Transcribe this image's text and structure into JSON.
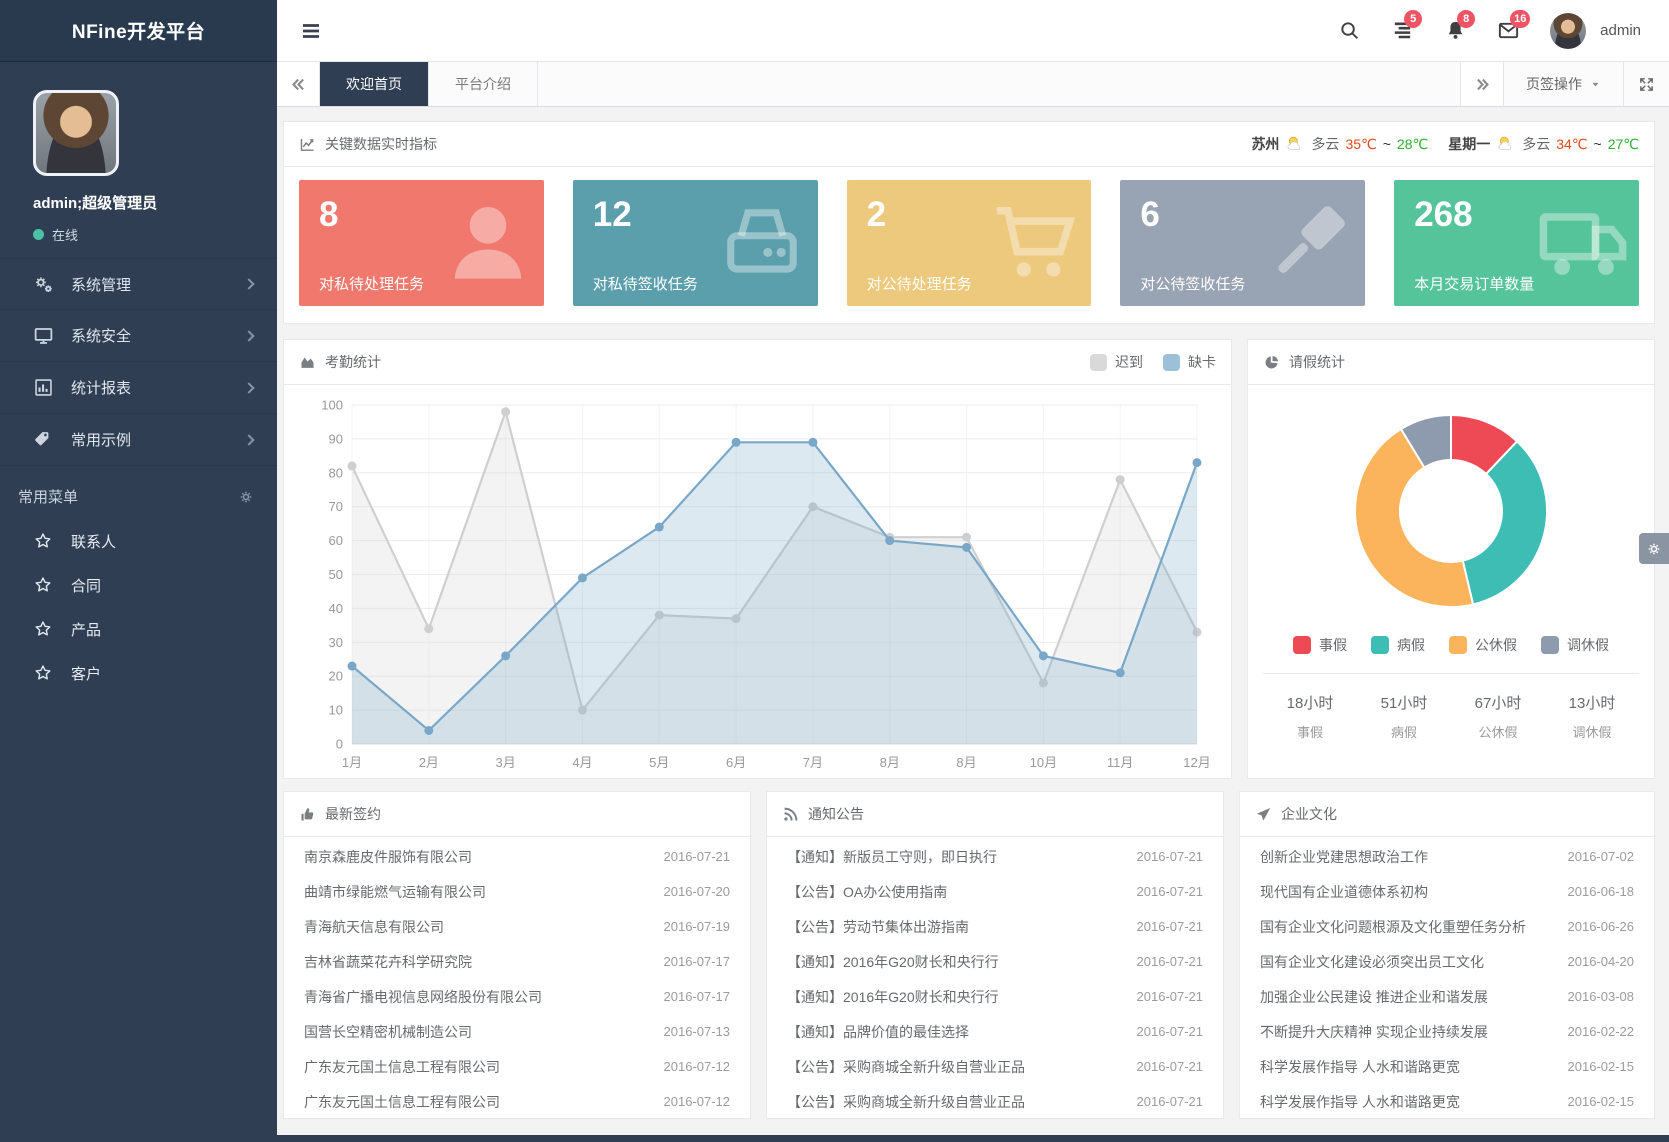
{
  "app": {
    "logo_title": "NFine开发平台"
  },
  "topbar": {
    "user": "admin",
    "badges": {
      "tasks": "5",
      "alerts": "8",
      "mail": "16"
    }
  },
  "tabbar": {
    "tabs": [
      {
        "label": "欢迎首页",
        "active": true
      },
      {
        "label": "平台介绍",
        "active": false
      }
    ],
    "ops_label": "页签操作"
  },
  "sidebar": {
    "user_name": "admin;超级管理员",
    "status": "在线",
    "menu": [
      {
        "label": "系统管理",
        "icon": "gears-icon"
      },
      {
        "label": "系统安全",
        "icon": "monitor-icon"
      },
      {
        "label": "统计报表",
        "icon": "bar-chart-icon"
      },
      {
        "label": "常用示例",
        "icon": "tags-icon"
      }
    ],
    "quick_title": "常用菜单",
    "quick": [
      {
        "label": "联系人"
      },
      {
        "label": "合同"
      },
      {
        "label": "产品"
      },
      {
        "label": "客户"
      }
    ]
  },
  "metrics": {
    "title": "关键数据实时指标",
    "weather": {
      "city": "苏州",
      "cond1": "多云",
      "hi1": "35℃",
      "lo1": "28℃",
      "sep": "~",
      "day": "星期一",
      "cond2": "多云",
      "hi2": "34℃",
      "lo2": "27℃"
    },
    "cards": [
      {
        "value": "8",
        "label": "对私待处理任务",
        "color": "#f0786d",
        "icon": "user-icon"
      },
      {
        "value": "12",
        "label": "对私待签收任务",
        "color": "#5b9eac",
        "icon": "drive-icon"
      },
      {
        "value": "2",
        "label": "对公待处理任务",
        "color": "#ecc97d",
        "icon": "cart-icon"
      },
      {
        "value": "6",
        "label": "对公待签收任务",
        "color": "#98a3b3",
        "icon": "gavel-icon"
      },
      {
        "value": "268",
        "label": "本月交易订单数量",
        "color": "#55c49a",
        "icon": "truck-icon"
      }
    ]
  },
  "chart_data": [
    {
      "type": "line",
      "title": "考勤统计",
      "categories": [
        "1月",
        "2月",
        "3月",
        "4月",
        "5月",
        "6月",
        "7月",
        "8月",
        "8月",
        "10月",
        "11月",
        "12月"
      ],
      "series": [
        {
          "name": "迟到",
          "color": "#cfcfcf",
          "fill": "rgba(208,208,208,0.25)",
          "legend_color": "#d9d9d9",
          "values": [
            82,
            34,
            98,
            10,
            38,
            37,
            70,
            61,
            61,
            18,
            78,
            33
          ]
        },
        {
          "name": "缺卡",
          "color": "#78a7c8",
          "fill": "rgba(120,167,200,0.25)",
          "legend_color": "#9cc0d8",
          "values": [
            23,
            4,
            26,
            49,
            64,
            89,
            89,
            60,
            58,
            26,
            21,
            83
          ]
        }
      ],
      "ylim": [
        0,
        100
      ],
      "ystep": 10,
      "grid": true,
      "legend_position": "top-right"
    },
    {
      "type": "pie",
      "title": "请假统计",
      "donut": true,
      "slices": [
        {
          "label": "事假",
          "value": 18,
          "hours": "18小时",
          "color": "#ee4a55"
        },
        {
          "label": "病假",
          "value": 51,
          "hours": "51小时",
          "color": "#3dbdb3"
        },
        {
          "label": "公休假",
          "value": 67,
          "hours": "67小时",
          "color": "#fcb45c"
        },
        {
          "label": "调休假",
          "value": 13,
          "hours": "13小时",
          "color": "#8e9aae"
        }
      ]
    }
  ],
  "bottom_panels": [
    {
      "title": "最新签约",
      "icon": "thumbs-up-icon",
      "items": [
        {
          "text": "南京森鹿皮件服饰有限公司",
          "date": "2016-07-21"
        },
        {
          "text": "曲靖市绿能燃气运输有限公司",
          "date": "2016-07-20"
        },
        {
          "text": "青海航天信息有限公司",
          "date": "2016-07-19"
        },
        {
          "text": "吉林省蔬菜花卉科学研究院",
          "date": "2016-07-17"
        },
        {
          "text": "青海省广播电视信息网络股份有限公司",
          "date": "2016-07-17"
        },
        {
          "text": "国营长空精密机械制造公司",
          "date": "2016-07-13"
        },
        {
          "text": "广东友元国土信息工程有限公司",
          "date": "2016-07-12"
        },
        {
          "text": "广东友元国土信息工程有限公司",
          "date": "2016-07-12"
        }
      ]
    },
    {
      "title": "通知公告",
      "icon": "rss-icon",
      "items": [
        {
          "text": "【通知】新版员工守则，即日执行",
          "date": "2016-07-21"
        },
        {
          "text": "【公告】OA办公使用指南",
          "date": "2016-07-21"
        },
        {
          "text": "【公告】劳动节集体出游指南",
          "date": "2016-07-21"
        },
        {
          "text": "【通知】2016年G20财长和央行行",
          "date": "2016-07-21"
        },
        {
          "text": "【通知】2016年G20财长和央行行",
          "date": "2016-07-21"
        },
        {
          "text": "【通知】品牌价值的最佳选择",
          "date": "2016-07-21"
        },
        {
          "text": "【公告】采购商城全新升级自营业正品",
          "date": "2016-07-21"
        },
        {
          "text": "【公告】采购商城全新升级自营业正品",
          "date": "2016-07-21"
        }
      ]
    },
    {
      "title": "企业文化",
      "icon": "paper-plane-icon",
      "items": [
        {
          "text": "创新企业党建思想政治工作",
          "date": "2016-07-02"
        },
        {
          "text": "现代国有企业道德体系初构",
          "date": "2016-06-18"
        },
        {
          "text": "国有企业文化问题根源及文化重塑任务分析",
          "date": "2016-06-26"
        },
        {
          "text": "国有企业文化建设必须突出员工文化",
          "date": "2016-04-20"
        },
        {
          "text": "加强企业公民建设 推进企业和谐发展",
          "date": "2016-03-08"
        },
        {
          "text": "不断提升大庆精神 实现企业持续发展",
          "date": "2016-02-22"
        },
        {
          "text": "科学发展作指导 人水和谐路更宽",
          "date": "2016-02-15"
        },
        {
          "text": "科学发展作指导 人水和谐路更宽",
          "date": "2016-02-15"
        }
      ]
    }
  ]
}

--------------------

Repeat the data exactly, excluding the pictures.

Transcribe this image's text and structure into JSON.
{
  "app": {
    "logo_title": "NFine开发平台"
  },
  "topbar": {
    "user": "admin",
    "badges": {
      "tasks": "5",
      "alerts": "8",
      "mail": "16"
    }
  },
  "tabbar": {
    "tabs": [
      {
        "label": "欢迎首页",
        "active": true
      },
      {
        "label": "平台介绍",
        "active": false
      }
    ],
    "ops_label": "页签操作"
  },
  "sidebar": {
    "user_name": "admin;超级管理员",
    "status": "在线",
    "menu": [
      {
        "label": "系统管理",
        "icon": "gears-icon"
      },
      {
        "label": "系统安全",
        "icon": "monitor-icon"
      },
      {
        "label": "统计报表",
        "icon": "bar-chart-icon"
      },
      {
        "label": "常用示例",
        "icon": "tags-icon"
      }
    ],
    "quick_title": "常用菜单",
    "quick": [
      {
        "label": "联系人"
      },
      {
        "label": "合同"
      },
      {
        "label": "产品"
      },
      {
        "label": "客户"
      }
    ]
  },
  "metrics": {
    "title": "关键数据实时指标",
    "weather": {
      "city": "苏州",
      "cond1": "多云",
      "hi1": "35℃",
      "lo1": "28℃",
      "sep": "~",
      "day": "星期一",
      "cond2": "多云",
      "hi2": "34℃",
      "lo2": "27℃"
    },
    "cards": [
      {
        "value": "8",
        "label": "对私待处理任务",
        "color": "#f0786d",
        "icon": "user-icon"
      },
      {
        "value": "12",
        "label": "对私待签收任务",
        "color": "#5b9eac",
        "icon": "drive-icon"
      },
      {
        "value": "2",
        "label": "对公待处理任务",
        "color": "#ecc97d",
        "icon": "cart-icon"
      },
      {
        "value": "6",
        "label": "对公待签收任务",
        "color": "#98a3b3",
        "icon": "gavel-icon"
      },
      {
        "value": "268",
        "label": "本月交易订单数量",
        "color": "#55c49a",
        "icon": "truck-icon"
      }
    ]
  },
  "chart_data": [
    {
      "type": "line",
      "title": "考勤统计",
      "categories": [
        "1月",
        "2月",
        "3月",
        "4月",
        "5月",
        "6月",
        "7月",
        "8月",
        "8月",
        "10月",
        "11月",
        "12月"
      ],
      "series": [
        {
          "name": "迟到",
          "color": "#cfcfcf",
          "fill": "rgba(208,208,208,0.25)",
          "legend_color": "#d9d9d9",
          "values": [
            82,
            34,
            98,
            10,
            38,
            37,
            70,
            61,
            61,
            18,
            78,
            33
          ]
        },
        {
          "name": "缺卡",
          "color": "#78a7c8",
          "fill": "rgba(120,167,200,0.25)",
          "legend_color": "#9cc0d8",
          "values": [
            23,
            4,
            26,
            49,
            64,
            89,
            89,
            60,
            58,
            26,
            21,
            83
          ]
        }
      ],
      "ylim": [
        0,
        100
      ],
      "ystep": 10,
      "grid": true,
      "legend_position": "top-right"
    },
    {
      "type": "pie",
      "title": "请假统计",
      "donut": true,
      "slices": [
        {
          "label": "事假",
          "value": 18,
          "hours": "18小时",
          "color": "#ee4a55"
        },
        {
          "label": "病假",
          "value": 51,
          "hours": "51小时",
          "color": "#3dbdb3"
        },
        {
          "label": "公休假",
          "value": 67,
          "hours": "67小时",
          "color": "#fcb45c"
        },
        {
          "label": "调休假",
          "value": 13,
          "hours": "13小时",
          "color": "#8e9aae"
        }
      ]
    }
  ],
  "bottom_panels": [
    {
      "title": "最新签约",
      "icon": "thumbs-up-icon",
      "items": [
        {
          "text": "南京森鹿皮件服饰有限公司",
          "date": "2016-07-21"
        },
        {
          "text": "曲靖市绿能燃气运输有限公司",
          "date": "2016-07-20"
        },
        {
          "text": "青海航天信息有限公司",
          "date": "2016-07-19"
        },
        {
          "text": "吉林省蔬菜花卉科学研究院",
          "date": "2016-07-17"
        },
        {
          "text": "青海省广播电视信息网络股份有限公司",
          "date": "2016-07-17"
        },
        {
          "text": "国营长空精密机械制造公司",
          "date": "2016-07-13"
        },
        {
          "text": "广东友元国土信息工程有限公司",
          "date": "2016-07-12"
        },
        {
          "text": "广东友元国土信息工程有限公司",
          "date": "2016-07-12"
        }
      ]
    },
    {
      "title": "通知公告",
      "icon": "rss-icon",
      "items": [
        {
          "text": "【通知】新版员工守则，即日执行",
          "date": "2016-07-21"
        },
        {
          "text": "【公告】OA办公使用指南",
          "date": "2016-07-21"
        },
        {
          "text": "【公告】劳动节集体出游指南",
          "date": "2016-07-21"
        },
        {
          "text": "【通知】2016年G20财长和央行行",
          "date": "2016-07-21"
        },
        {
          "text": "【通知】2016年G20财长和央行行",
          "date": "2016-07-21"
        },
        {
          "text": "【通知】品牌价值的最佳选择",
          "date": "2016-07-21"
        },
        {
          "text": "【公告】采购商城全新升级自营业正品",
          "date": "2016-07-21"
        },
        {
          "text": "【公告】采购商城全新升级自营业正品",
          "date": "2016-07-21"
        }
      ]
    },
    {
      "title": "企业文化",
      "icon": "paper-plane-icon",
      "items": [
        {
          "text": "创新企业党建思想政治工作",
          "date": "2016-07-02"
        },
        {
          "text": "现代国有企业道德体系初构",
          "date": "2016-06-18"
        },
        {
          "text": "国有企业文化问题根源及文化重塑任务分析",
          "date": "2016-06-26"
        },
        {
          "text": "国有企业文化建设必须突出员工文化",
          "date": "2016-04-20"
        },
        {
          "text": "加强企业公民建设 推进企业和谐发展",
          "date": "2016-03-08"
        },
        {
          "text": "不断提升大庆精神 实现企业持续发展",
          "date": "2016-02-22"
        },
        {
          "text": "科学发展作指导 人水和谐路更宽",
          "date": "2016-02-15"
        },
        {
          "text": "科学发展作指导 人水和谐路更宽",
          "date": "2016-02-15"
        }
      ]
    }
  ]
}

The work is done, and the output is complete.